## Data extract
□ □ □ □ □ □ □
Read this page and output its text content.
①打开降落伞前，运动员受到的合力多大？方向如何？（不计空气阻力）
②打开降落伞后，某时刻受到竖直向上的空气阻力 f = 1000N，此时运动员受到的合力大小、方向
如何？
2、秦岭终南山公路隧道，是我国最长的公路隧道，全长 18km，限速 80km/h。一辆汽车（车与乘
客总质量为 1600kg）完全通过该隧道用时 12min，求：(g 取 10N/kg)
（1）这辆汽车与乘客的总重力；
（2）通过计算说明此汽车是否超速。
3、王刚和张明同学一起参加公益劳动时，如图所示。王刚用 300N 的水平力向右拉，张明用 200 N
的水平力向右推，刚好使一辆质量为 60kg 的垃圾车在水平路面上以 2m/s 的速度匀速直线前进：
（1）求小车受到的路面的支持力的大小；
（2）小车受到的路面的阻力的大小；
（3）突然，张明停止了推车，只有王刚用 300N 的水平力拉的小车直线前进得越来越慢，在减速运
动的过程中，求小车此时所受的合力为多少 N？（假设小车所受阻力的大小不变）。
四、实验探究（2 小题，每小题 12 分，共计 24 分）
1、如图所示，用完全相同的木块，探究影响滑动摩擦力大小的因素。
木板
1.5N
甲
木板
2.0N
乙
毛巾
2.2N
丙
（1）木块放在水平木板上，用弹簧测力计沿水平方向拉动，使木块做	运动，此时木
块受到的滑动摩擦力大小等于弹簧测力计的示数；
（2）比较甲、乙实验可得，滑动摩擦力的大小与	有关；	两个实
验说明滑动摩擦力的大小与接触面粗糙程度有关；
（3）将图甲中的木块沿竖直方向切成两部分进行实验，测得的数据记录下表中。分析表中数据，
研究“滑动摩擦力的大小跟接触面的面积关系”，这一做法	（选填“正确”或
□ □ □ □ □ □ □
## Directions
Copy all of the data exactly.

## Solution
Read this page and output its text content.
①打开降落伞前，运动员受到的合力多大？方向如何？（不计空气阻力）
②打开降落伞后，某时刻受到竖直向上的空气阻力 f = 1000N，此时运动员受到的合力大小、方向
如何？
2、秦岭终南山公路隧道，是我国最长的公路隧道，全长 18km，限速 80km/h。一辆汽车（车与乘
客总质量为 1600kg）完全通过该隧道用时 12min，求：(g 取 10N/kg)
（1）这辆汽车与乘客的总重力；
（2）通过计算说明此汽车是否超速。
3、王刚和张明同学一起参加公益劳动时，如图所示。王刚用 300N 的水平力向右拉，张明用 200 N
的水平力向右推，刚好使一辆质量为 60kg 的垃圾车在水平路面上以 2m/s 的速度匀速直线前进：
（1）求小车受到的路面的支持力的大小；
（2）小车受到的路面的阻力的大小；
（3）突然，张明停止了推车，只有王刚用 300N 的水平力拉的小车直线前进得越来越慢，在减速运
动的过程中，求小车此时所受的合力为多少 N？（假设小车所受阻力的大小不变）。
四、实验探究（2 小题，每小题 12 分，共计 24 分）
1、如图所示，用完全相同的木块，探究影响滑动摩擦力大小的因素。
木板
1.5N
甲
木板
2.0N
乙
毛巾
2.2N
丙
（1）木块放在水平木板上，用弹簧测力计沿水平方向拉动，使木块做	运动，此时木
块受到的滑动摩擦力大小等于弹簧测力计的示数；
（2）比较甲、乙实验可得，滑动摩擦力的大小与	有关；	两个实
验说明滑动摩擦力的大小与接触面粗糙程度有关；
（3）将图甲中的木块沿竖直方向切成两部分进行实验，测得的数据记录下表中。分析表中数据，
研究“滑动摩擦力的大小跟接触面的面积关系”，这一做法	（选填“正确”或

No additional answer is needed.